一回の脱毛に要する時間、満足できるまでの治療回数どちらの面でもレーザーが優れています。レーザー脱毛にかかる時間は腋窩(ワキの下)10分、前腕と上腕(二の腕)それぞれ30分、下腿(スネ)や大腿(ひざ上)で1時間です。一方、電気脱毛では腋毛だけでも約2時間必要です。アレキサンドライトレーザーを例にとると、当たる光の大きさは直径1センチメートルあり1秒間隔で発射します。光の当たる範囲を少し重なるようにずらしながら照射します。一方、電気脱毛では多数の毛の一本一本に沿って針を刺し通電を繰り返さなければならないからです。しかも、毛包に正確に針を当てることは難しくかなり熟練した技術が必要で、結果は施術者の技術レベルにより大きなばらつきがあります。満足できるまでの治療期間を腋毛で比較すると、レーザーでは3から4回、電気脱毛で5から10回です。どちらの方法でも何回も治療が必要なのは「毛周期」に関連しています。毛は絶えず抜け変わっています。犬などの動物では一斉に毛が抜けて生え変わりますが、人間では個々の毛がばらばら時期に生え変わります。このために脱毛のときに生えているのは一部ですから、何回か繰り返さないと目的を達成できません。初回の脱毛を受けても数カ月後に同じように生えてきますが、これは休止期にあった毛が生えてきたものです。始めての方は不信感を持たれるかもしれませんが、脱毛を繰り返していると確実に毛は減少していきます。
━━━━━━━━
*取り組む課題*.
1 - 抜粋文によると、レーザー脱毛で腋窩(ワキの下)にかかる時間はどれだけか。
2 - 抜粋文の内容を2文で要約せよ。
3 - 抜粋文のうち「一回の脱毛に要する時間、満足」で始まり「確実に毛は減少していきます。」まで続く部分を、一字も変えずに打ち直せ。

*表示データ*.
━━━━━━━━
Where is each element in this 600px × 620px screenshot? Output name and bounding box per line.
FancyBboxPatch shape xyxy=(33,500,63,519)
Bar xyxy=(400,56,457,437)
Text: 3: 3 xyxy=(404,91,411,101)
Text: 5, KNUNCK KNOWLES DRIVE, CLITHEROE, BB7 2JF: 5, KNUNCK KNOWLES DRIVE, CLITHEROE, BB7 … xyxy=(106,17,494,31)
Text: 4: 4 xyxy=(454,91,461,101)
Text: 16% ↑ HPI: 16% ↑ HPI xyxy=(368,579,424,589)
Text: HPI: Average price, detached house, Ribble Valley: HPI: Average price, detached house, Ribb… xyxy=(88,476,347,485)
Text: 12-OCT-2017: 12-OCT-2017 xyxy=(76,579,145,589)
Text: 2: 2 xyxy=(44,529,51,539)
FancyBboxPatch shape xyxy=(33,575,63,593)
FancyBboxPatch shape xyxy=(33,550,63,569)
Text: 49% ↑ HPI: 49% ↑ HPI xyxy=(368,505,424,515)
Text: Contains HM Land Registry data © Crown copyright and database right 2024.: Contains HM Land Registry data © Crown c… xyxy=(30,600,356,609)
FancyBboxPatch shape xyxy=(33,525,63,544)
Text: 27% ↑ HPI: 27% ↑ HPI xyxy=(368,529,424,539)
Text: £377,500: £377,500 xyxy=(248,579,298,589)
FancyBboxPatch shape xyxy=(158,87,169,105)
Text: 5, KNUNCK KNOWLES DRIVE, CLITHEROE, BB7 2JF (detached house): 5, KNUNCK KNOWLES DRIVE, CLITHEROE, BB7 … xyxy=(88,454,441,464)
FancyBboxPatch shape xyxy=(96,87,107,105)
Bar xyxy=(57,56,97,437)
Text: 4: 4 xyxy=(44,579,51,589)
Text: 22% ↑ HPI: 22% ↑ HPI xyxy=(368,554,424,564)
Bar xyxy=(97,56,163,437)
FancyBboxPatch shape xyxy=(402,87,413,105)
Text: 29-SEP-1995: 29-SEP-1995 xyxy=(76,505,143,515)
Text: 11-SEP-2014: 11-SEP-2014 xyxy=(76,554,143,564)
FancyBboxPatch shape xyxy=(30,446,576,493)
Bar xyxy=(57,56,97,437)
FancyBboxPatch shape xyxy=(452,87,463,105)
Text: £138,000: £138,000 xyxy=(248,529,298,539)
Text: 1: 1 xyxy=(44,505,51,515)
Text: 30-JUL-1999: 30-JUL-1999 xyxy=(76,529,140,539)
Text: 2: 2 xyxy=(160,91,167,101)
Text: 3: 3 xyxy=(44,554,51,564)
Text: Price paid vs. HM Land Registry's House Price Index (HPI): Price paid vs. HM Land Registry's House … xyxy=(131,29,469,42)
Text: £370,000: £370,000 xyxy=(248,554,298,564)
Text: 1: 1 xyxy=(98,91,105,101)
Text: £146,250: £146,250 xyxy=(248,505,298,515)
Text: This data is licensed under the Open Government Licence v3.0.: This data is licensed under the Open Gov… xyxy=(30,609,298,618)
━━━━━━━━
*課題の解答*.
1 - 10分。

2 - 一回の脱毛にかかる時間と満足できるまでの治療回数のどちらでもレーザーが電気脱毛より優れており、電気脱毛は毛の一本一本に針を刺して通電を繰り返すため時間がかかり、結果も施術者の技術で大きくばらつく。どちらの方法でも何回も治療が必要なのは、人間の毛が個々にばらばらの時期に生え変わる毛周期のためだが、脱毛を繰り返していると毛は確実に減少していく。

3 -
一回の脱毛に要する時間、満足できるまでの治療回数どちらの面でもレーザーが優れています。レーザー脱毛にかかる時間は腋窩(ワキの下)10分、前腕と上腕(二の腕)それぞれ30分、下腿(スネ)や大腿(ひざ上)で1時間です。一方、電気脱毛では腋毛だけでも約2時間必要です。アレキサンドライトレーザーを例にとると、当たる光の大きさは直径1センチメートルあり1秒間隔で発射します。光の当たる範囲を少し重なるようにずらしながら照射します。一方、電気脱毛では多数の毛の一本一本に沿って針を刺し通電を繰り返さなければならないからです。しかも、毛包に正確に針を当てることは難しくかなり熟練した技術が必要で、結果は施術者の技術レベルにより大きなばらつきがあります。満足できるまでの治療期間を腋毛で比較すると、レーザーでは3から4回、電気脱毛で5から10回です。どちらの方法でも何回も治療が必要なのは「毛周期」に関連しています。毛は絶えず抜け変わっています。犬などの動物では一斉に毛が抜けて生え変わりますが、人間では個々の毛がばらばら時期に生え変わります。このために脱毛のときに生えているのは一部ですから、何回か繰り返さないと目的を達成できません。初回の脱毛を受けても数カ月後に同じように生えてきますが、これは休止期にあった毛が生えてきたものです。始めての方は不信感を持たれるかもしれませんが、脱毛を繰り返していると確実に毛は減少していきます。